● **Your instructions**
Each line of the data that includes the string "legend" is to be copied out.

--- Material to process ---

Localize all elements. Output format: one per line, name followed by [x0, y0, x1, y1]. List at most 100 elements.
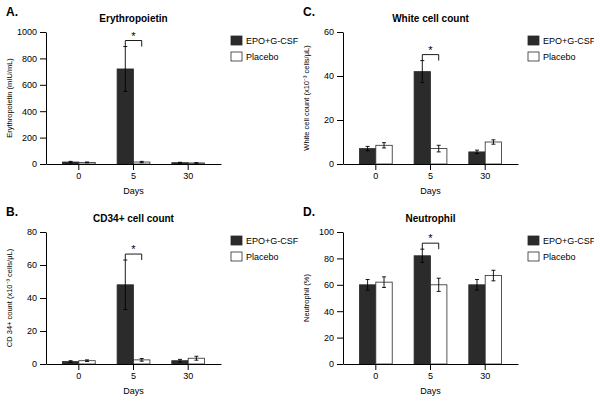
error-bar-cap [194, 360, 198, 361]
error-bar [85, 360, 89, 362]
y-tick: 40 [27, 293, 46, 303]
legend: EPO+G-CSF Placebo [231, 236, 299, 262]
legend-swatch [231, 52, 242, 61]
legend-label: EPO+G-CSF [246, 236, 299, 246]
error-bar [178, 359, 182, 362]
error-bar-cap [140, 162, 144, 163]
error-bar-stem [438, 278, 439, 291]
legend-label: Placebo [246, 252, 279, 262]
error-bar-cap [366, 146, 370, 147]
tick-mark [40, 85, 46, 86]
error-bar-cap [437, 145, 441, 146]
legend-swatch [231, 236, 242, 245]
error-bar [178, 162, 182, 164]
bar [188, 163, 204, 164]
tick-label: 60 [27, 260, 37, 270]
bar [414, 256, 430, 364]
tick-mark [40, 164, 46, 165]
error-bar-cap [382, 147, 386, 148]
error-bar-stem [476, 280, 477, 291]
bar [469, 285, 485, 364]
error-bar-cap [85, 162, 89, 163]
x-tick: 0 [76, 364, 81, 381]
tick-label: 80 [27, 227, 37, 237]
bar [431, 285, 447, 364]
legend-swatch [528, 36, 539, 45]
tick-mark [337, 120, 343, 121]
bar [376, 145, 392, 164]
panel-label: B. [6, 205, 18, 219]
tick-mark [337, 164, 343, 165]
y-tick: 0 [32, 159, 46, 169]
legend-item: EPO+G-CSF [528, 236, 594, 246]
x-tick: 30 [480, 164, 490, 181]
error-bar-cap [194, 162, 198, 163]
title: Neutrophil [406, 213, 456, 224]
tick-label: 0 [76, 371, 81, 381]
x-tick: 30 [480, 364, 490, 381]
error-bar-stem [493, 270, 494, 281]
error-bar-cap [366, 290, 370, 291]
y-tick: 800 [22, 54, 46, 64]
bar [62, 362, 78, 364]
error-bar-cap [382, 287, 386, 288]
tick-label: 1000 [17, 27, 37, 37]
error-bar-cap [491, 139, 495, 140]
panel: 0530020406080DaysCD 34+ count (x10⁻³ cel… [5, 205, 299, 396]
error-bar [194, 162, 198, 164]
error-bar-cap [491, 144, 495, 145]
tick-mark [430, 164, 431, 170]
bar [359, 149, 375, 164]
x-axis: 0530 [344, 364, 519, 381]
tick-label: 800 [22, 54, 37, 64]
tick-label: 30 [183, 371, 193, 381]
y-tick: 200 [22, 133, 46, 143]
tick-mark [337, 338, 343, 339]
error-bar-stem [125, 260, 126, 310]
y-axis-title: CD 34+ count (x10⁻³ cells/μL) [5, 248, 14, 347]
tick-mark [133, 364, 134, 370]
error-bar [475, 150, 479, 154]
error-bar [140, 359, 144, 362]
error-bar-cap [85, 162, 89, 163]
tick-label: 5 [131, 371, 136, 381]
series [376, 140, 502, 164]
bar [485, 142, 501, 164]
error-bar-cap [178, 362, 182, 363]
error-bar [69, 161, 73, 162]
error-bar-cap [382, 142, 386, 143]
x-axis-title: Days [123, 386, 144, 396]
legend-item: EPO+G-CSF [528, 36, 594, 46]
axis-domain [343, 33, 344, 165]
y-axis-title: Neutrophil (%) [302, 274, 311, 322]
error-bar-cap [475, 150, 479, 151]
error-bar-cap [437, 151, 441, 152]
x-tick: 0 [76, 164, 81, 181]
x-axis-title: Days [420, 186, 441, 196]
y-tick: 60 [324, 280, 343, 290]
error-bar-cap [140, 161, 144, 162]
x-axis-title: Days [123, 186, 144, 196]
bar [79, 162, 95, 164]
tick-label: 40 [27, 293, 37, 303]
tick-label: 30 [183, 171, 193, 181]
tick-label: 60 [324, 280, 334, 290]
tick-label: 0 [373, 171, 378, 181]
tick-label: 20 [27, 326, 37, 336]
error-bar [85, 162, 89, 164]
legend-item: EPO+G-CSF [231, 236, 299, 246]
tick-label: 5 [428, 371, 433, 381]
legend-label: EPO+G-CSF [543, 236, 594, 246]
error-bar [382, 143, 386, 148]
error-bar [123, 260, 127, 310]
legend: EPO+G-CSFPlacebo [528, 36, 594, 62]
bar [79, 361, 95, 364]
y-tick: 40 [324, 71, 343, 81]
tick-mark [78, 164, 79, 170]
y-tick: 0 [329, 359, 343, 369]
bar [62, 162, 78, 164]
x-tick: 5 [428, 164, 433, 181]
y-tick: 40 [324, 307, 343, 317]
tick-mark [337, 232, 343, 233]
error-bar-cap [491, 270, 495, 271]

---

● **Reply to the task**
legend: EPO+G-CSF Placebo [231, 236, 299, 262]
legend-swatch [231, 52, 242, 61]
legend-label: EPO+G-CSF [246, 236, 299, 246]
legend-label: Placebo [246, 252, 279, 262]
legend-swatch [231, 236, 242, 245]
legend-swatch [528, 36, 539, 45]
legend-item: EPO+G-CSF [528, 236, 594, 246]
legend-item: EPO+G-CSF [528, 36, 594, 46]
legend-item: EPO+G-CSF [231, 236, 299, 246]
legend-label: EPO+G-CSF [543, 236, 594, 246]
legend: EPO+G-CSFPlacebo [528, 36, 594, 62]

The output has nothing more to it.